**What you should do**
Transcribe the listing in full, excluding any pictures.

**Listed records**

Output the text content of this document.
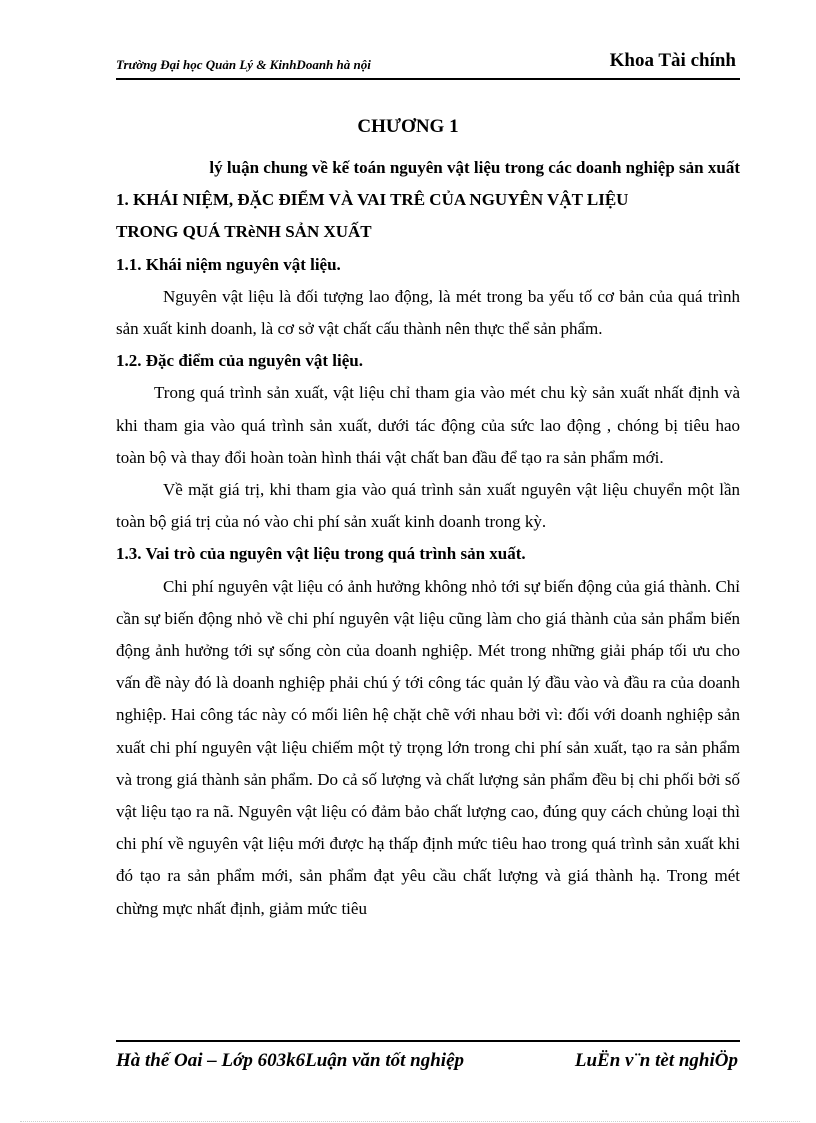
Trường Đại học Quản Lý & KinhDoanh hà nội	Khoa Tài chính
CHƯƠNG 1

lý luận chung về kế toán nguyên vật liệu trong các doanh nghiệp sản xuất

1. KHÁI NIỆM, ĐẶC ĐIỂM VÀ VAI TRÊ CỦA NGUYÊN VẬT LIỆU

TRONG QUÁ TRèNH SẢN XUẤT

1.1. Khái niệm nguyên vật liệu.

Nguyên vật liệu là đối tượng lao động, là mét trong ba yếu tố cơ bản của quá trình sản xuất kinh doanh, là cơ sở vật chất cấu thành nên thực thể sản phẩm.

1.2. Đặc điểm của nguyên vật liệu.

Trong quá trình sản xuất, vật liệu chỉ tham gia vào mét chu kỳ sản xuất nhất định và khi tham gia vào quá trình sản xuất, dưới tác động của sức lao động , chóng bị tiêu hao toàn bộ và thay đổi hoàn toàn hình thái vật chất ban đầu để tạo ra sản phẩm mới.

Về mặt giá trị, khi tham gia vào quá trình sản xuất nguyên vật liệu chuyển một lần toàn bộ giá trị của nó vào chi phí sản xuất kinh doanh trong kỳ.

1.3. Vai trò của nguyên vật liệu trong quá trình sản xuất.

Chi phí nguyên vật liệu có ảnh hưởng không nhỏ tới sự biến động của giá thành. Chỉ cần sự biến động nhỏ về chi phí nguyên vật liệu cũng làm cho giá thành của sản phẩm biến động ảnh hưởng tới sự sống còn của doanh nghiệp. Mét trong những giải pháp tối ưu cho vấn đề này đó là doanh nghiệp phải chú ý tới công tác quản lý đầu vào và đầu ra của doanh nghiệp. Hai công tác này có mối liên hệ chặt chẽ với nhau bởi vì: đối với doanh nghiệp sản xuất chi phí nguyên vật liệu chiếm một tỷ trọng lớn trong chi phí sản xuất, tạo ra sản phẩm và trong giá thành sản phẩm. Do cả số lượng và chất lượng sản phẩm đều bị chi phối bởi số vật liệu tạo ra nã. Nguyên vật liệu có đảm bảo chất lượng cao, đúng quy cách chủng loại thì chi phí về nguyên vật liệu mới được hạ thấp định mức tiêu hao trong quá trình sản xuất khi đó tạo ra sản phẩm mới, sản phẩm đạt yêu cầu chất lượng và giá thành hạ. Trong mét chừng mực nhất định, giảm mức tiêu

Hà thế Oai – Lớp 603k6Luận văn tốt nghiệp	LuËn v¨n tèt nghiÖp
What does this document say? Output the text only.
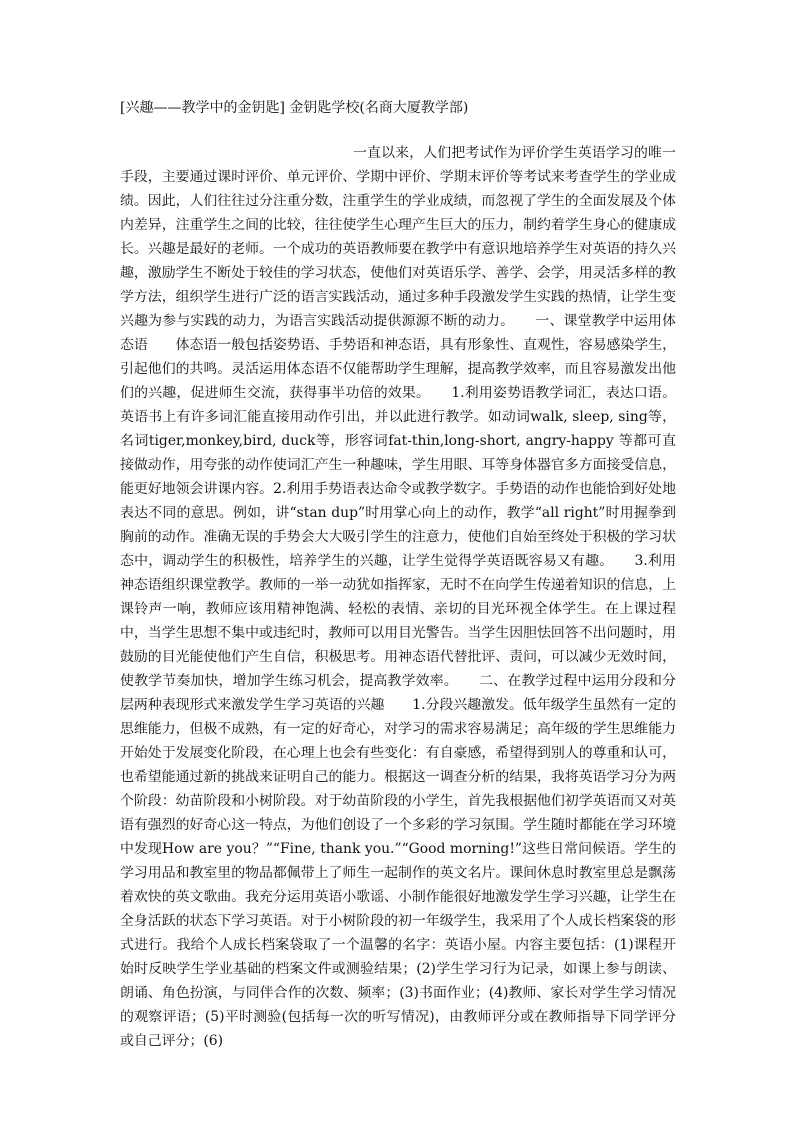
[兴趣——教学中的金钥匙] 金钥匙学校(名商大厦教学部)
一直以来，人们把考试作为评价学生英语学习的唯一手段，主要通过课时评价、单元评价、学期中评价、学期末评价等考试来考查学生的学业成绩。因此，人们往往过分注重分数，注重学生的学业成绩，而忽视了学生的全面发展及个体内差异，注重学生之间的比较，往往使学生心理产生巨大的压力，制约着学生身心的健康成长。兴趣是最好的老师。一个成功的英语教师要在教学中有意识地培养学生对英语的持久兴趣，激励学生不断处于较佳的学习状态，使他们对英语乐学、善学、会学，用灵活多样的教学方法，组织学生进行广泛的语言实践活动，通过多种手段激发学生实践的热情，让学生变兴趣为参与实践的动力，为语言实践活动提供源源不断的动力。　　一、课堂教学中运用体态语　　体态语一般包括姿势语、手势语和神态语，具有形象性、直观性，容易感染学生，引起他们的共鸣。灵活运用体态语不仅能帮助学生理解，提高教学效率，而且容易激发出他们的兴趣，促进师生交流，获得事半功倍的效果。　　1.利用姿势语教学词汇，表达口语。英语书上有许多词汇能直接用动作引出，并以此进行教学。如动词walk, sleep, sing等，名词tiger,monkey,bird, duck等，形容词fat-thin,long-short, angry-happy 等都可直接做动作，用夸张的动作使词汇产生一种趣味，学生用眼、耳等身体器官多方面接受信息，能更好地领会讲课内容。2.利用手势语表达命令或教学数字。手势语的动作也能恰到好处地表达不同的意思。例如，讲“stan dup”时用掌心向上的动作，教学“all right”时用握拳到胸前的动作。准确无误的手势会大大吸引学生的注意力，使他们自始至终处于积极的学习状态中，调动学生的积极性，培养学生的兴趣，让学生觉得学英语既容易又有趣。　　3.利用神态语组织课堂教学。教师的一举一动犹如指挥家，无时不在向学生传递着知识的信息，上课铃声一响，教师应该用精神饱满、轻松的表情、亲切的目光环视全体学生。在上课过程中，当学生思想不集中或违纪时，教师可以用目光警告。当学生因胆怯回答不出问题时，用鼓励的目光能使他们产生自信，积极思考。用神态语代替批评、责问，可以减少无效时间，使教学节奏加快，增加学生练习机会，提高教学效率。　　二、在教学过程中运用分段和分层两种表现形式来激发学生学习英语的兴趣　　1.分段兴趣激发。低年级学生虽然有一定的思维能力，但极不成熟，有一定的好奇心，对学习的需求容易满足；高年级的学生思维能力开始处于发展变化阶段，在心理上也会有些变化：有自豪感，希望得到别人的尊重和认可，也希望能通过新的挑战来证明自己的能力。根据这一调查分析的结果，我将英语学习分为两个阶段：幼苗阶段和小树阶段。对于幼苗阶段的小学生，首先我根据他们初学英语而又对英语有强烈的好奇心这一特点，为他们创设了一个多彩的学习氛围。学生随时都能在学习环境中发现How are you？”“Fine, thank you.”“Good morning!”这些日常问候语。学生的学习用品和教室里的物品都佩带上了师生一起制作的英文名片。课间休息时教室里总是飘荡着欢快的英文歌曲。我充分运用英语小歌谣、小制作能很好地激发学生学习兴趣，让学生在全身活跃的状态下学习英语。对于小树阶段的初一年级学生，我采用了个人成长档案袋的形式进行。我给个人成长档案袋取了一个温馨的名字：英语小屋。内容主要包括：(1)课程开始时反映学生学业基础的档案文件或测验结果；(2)学生学习行为记录，如课上参与朗读、朗诵、角色扮演，与同伴合作的次数、频率；(3)书面作业；(4)教师、家长对学生学习情况的观察评语；(5)平时测验(包括每一次的听写情况)，由教师评分或在教师指导下同学评分或自己评分；(6)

**Problem solution**
Output the text content of this document.
Trường Đại học Quản Lý & KinhDoanh hà nội	Khoa Tài chính
CHƯƠNG 1

lý luận chung về kế toán nguyên vật liệu trong các doanh nghiệp sản xuất

1. KHÁI NIỆM, ĐẶC ĐIỂM VÀ VAI TRÊ CỦA NGUYÊN VẬT LIỆU

TRONG QUÁ TRèNH SẢN XUẤT

1.1. Khái niệm nguyên vật liệu.

Nguyên vật liệu là đối tượng lao động, là mét trong ba yếu tố cơ bản của quá trình sản xuất kinh doanh, là cơ sở vật chất cấu thành nên thực thể sản phẩm.

1.2. Đặc điểm của nguyên vật liệu.

Trong quá trình sản xuất, vật liệu chỉ tham gia vào mét chu kỳ sản xuất nhất định và khi tham gia vào quá trình sản xuất, dưới tác động của sức lao động , chóng bị tiêu hao toàn bộ và thay đổi hoàn toàn hình thái vật chất ban đầu để tạo ra sản phẩm mới.

Về mặt giá trị, khi tham gia vào quá trình sản xuất nguyên vật liệu chuyển một lần toàn bộ giá trị của nó vào chi phí sản xuất kinh doanh trong kỳ.

1.3. Vai trò của nguyên vật liệu trong quá trình sản xuất.

Chi phí nguyên vật liệu có ảnh hưởng không nhỏ tới sự biến động của giá thành. Chỉ cần sự biến động nhỏ về chi phí nguyên vật liệu cũng làm cho giá thành của sản phẩm biến động ảnh hưởng tới sự sống còn của doanh nghiệp. Mét trong những giải pháp tối ưu cho vấn đề này đó là doanh nghiệp phải chú ý tới công tác quản lý đầu vào và đầu ra của doanh nghiệp. Hai công tác này có mối liên hệ chặt chẽ với nhau bởi vì: đối với doanh nghiệp sản xuất chi phí nguyên vật liệu chiếm một tỷ trọng lớn trong chi phí sản xuất, tạo ra sản phẩm và trong giá thành sản phẩm. Do cả số lượng và chất lượng sản phẩm đều bị chi phối bởi số vật liệu tạo ra nã. Nguyên vật liệu có đảm bảo chất lượng cao, đúng quy cách chủng loại thì chi phí về nguyên vật liệu mới được hạ thấp định mức tiêu hao trong quá trình sản xuất khi đó tạo ra sản phẩm mới, sản phẩm đạt yêu cầu chất lượng và giá thành hạ. Trong mét chừng mực nhất định, giảm mức tiêu

Hà thế Oai – Lớp 603k6Luận văn tốt nghiệp	LuËn v¨n tèt nghiÖp
What does this document say? Output the text only.
[兴趣——教学中的金钥匙] 金钥匙学校(名商大厦教学部)
一直以来，人们把考试作为评价学生英语学习的唯一手段，主要通过课时评价、单元评价、学期中评价、学期末评价等考试来考查学生的学业成绩。因此，人们往往过分注重分数，注重学生的学业成绩，而忽视了学生的全面发展及个体内差异，注重学生之间的比较，往往使学生心理产生巨大的压力，制约着学生身心的健康成长。兴趣是最好的老师。一个成功的英语教师要在教学中有意识地培养学生对英语的持久兴趣，激励学生不断处于较佳的学习状态，使他们对英语乐学、善学、会学，用灵活多样的教学方法，组织学生进行广泛的语言实践活动，通过多种手段激发学生实践的热情，让学生变兴趣为参与实践的动力，为语言实践活动提供源源不断的动力。　　一、课堂教学中运用体态语　　体态语一般包括姿势语、手势语和神态语，具有形象性、直观性，容易感染学生，引起他们的共鸣。灵活运用体态语不仅能帮助学生理解，提高教学效率，而且容易激发出他们的兴趣，促进师生交流，获得事半功倍的效果。　　1.利用姿势语教学词汇，表达口语。英语书上有许多词汇能直接用动作引出，并以此进行教学。如动词walk, sleep, sing等，名词tiger,monkey,bird, duck等，形容词fat-thin,long-short, angry-happy 等都可直接做动作，用夸张的动作使词汇产生一种趣味，学生用眼、耳等身体器官多方面接受信息，能更好地领会讲课内容。2.利用手势语表达命令或教学数字。手势语的动作也能恰到好处地表达不同的意思。例如，讲“stan dup”时用掌心向上的动作，教学“all right”时用握拳到胸前的动作。准确无误的手势会大大吸引学生的注意力，使他们自始至终处于积极的学习状态中，调动学生的积极性，培养学生的兴趣，让学生觉得学英语既容易又有趣。　　3.利用神态语组织课堂教学。教师的一举一动犹如指挥家，无时不在向学生传递着知识的信息，上课铃声一响，教师应该用精神饱满、轻松的表情、亲切的目光环视全体学生。在上课过程中，当学生思想不集中或违纪时，教师可以用目光警告。当学生因胆怯回答不出问题时，用鼓励的目光能使他们产生自信，积极思考。用神态语代替批评、责问，可以减少无效时间，使教学节奏加快，增加学生练习机会，提高教学效率。　　二、在教学过程中运用分段和分层两种表现形式来激发学生学习英语的兴趣　　1.分段兴趣激发。低年级学生虽然有一定的思维能力，但极不成熟，有一定的好奇心，对学习的需求容易满足；高年级的学生思维能力开始处于发展变化阶段，在心理上也会有些变化：有自豪感，希望得到别人的尊重和认可，也希望能通过新的挑战来证明自己的能力。根据这一调查分析的结果，我将英语学习分为两个阶段：幼苗阶段和小树阶段。对于幼苗阶段的小学生，首先我根据他们初学英语而又对英语有强烈的好奇心这一特点，为他们创设了一个多彩的学习氛围。学生随时都能在学习环境中发现How are you？”“Fine, thank you.”“Good morning!”这些日常问候语。学生的学习用品和教室里的物品都佩带上了师生一起制作的英文名片。课间休息时教室里总是飘荡着欢快的英文歌曲。我充分运用英语小歌谣、小制作能很好地激发学生学习兴趣，让学生在全身活跃的状态下学习英语。对于小树阶段的初一年级学生，我采用了个人成长档案袋的形式进行。我给个人成长档案袋取了一个温馨的名字：英语小屋。内容主要包括：(1)课程开始时反映学生学业基础的档案文件或测验结果；(2)学生学习行为记录，如课上参与朗读、朗诵、角色扮演，与同伴合作的次数、频率；(3)书面作业；(4)教师、家长对学生学习情况的观察评语；(5)平时测验(包括每一次的听写情况)，由教师评分或在教师指导下同学评分或自己评分；(6)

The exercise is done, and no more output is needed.